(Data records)
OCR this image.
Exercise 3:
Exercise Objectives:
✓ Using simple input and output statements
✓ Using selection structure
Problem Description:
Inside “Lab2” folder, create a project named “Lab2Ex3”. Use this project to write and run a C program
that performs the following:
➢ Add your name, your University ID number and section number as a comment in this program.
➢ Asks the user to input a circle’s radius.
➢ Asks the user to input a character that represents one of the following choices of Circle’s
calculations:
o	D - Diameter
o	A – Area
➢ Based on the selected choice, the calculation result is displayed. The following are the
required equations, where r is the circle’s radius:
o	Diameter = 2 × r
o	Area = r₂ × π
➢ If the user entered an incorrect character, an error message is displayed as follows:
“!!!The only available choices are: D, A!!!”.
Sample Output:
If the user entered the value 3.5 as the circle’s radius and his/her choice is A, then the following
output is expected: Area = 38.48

YOUR OBJECTIVE → Filter the listing above for the string "user" and copy every matching line.

RESPONSE TO THE EXERCISE →
➢ Asks the user to input a circle’s radius.
➢ Asks the user to input a character that represents one of the following choices of Circle’s
➢ If the user entered an incorrect character, an error message is displayed as follows:
If the user entered the value 3.5 as the circle’s radius and his/her choice is A, then the following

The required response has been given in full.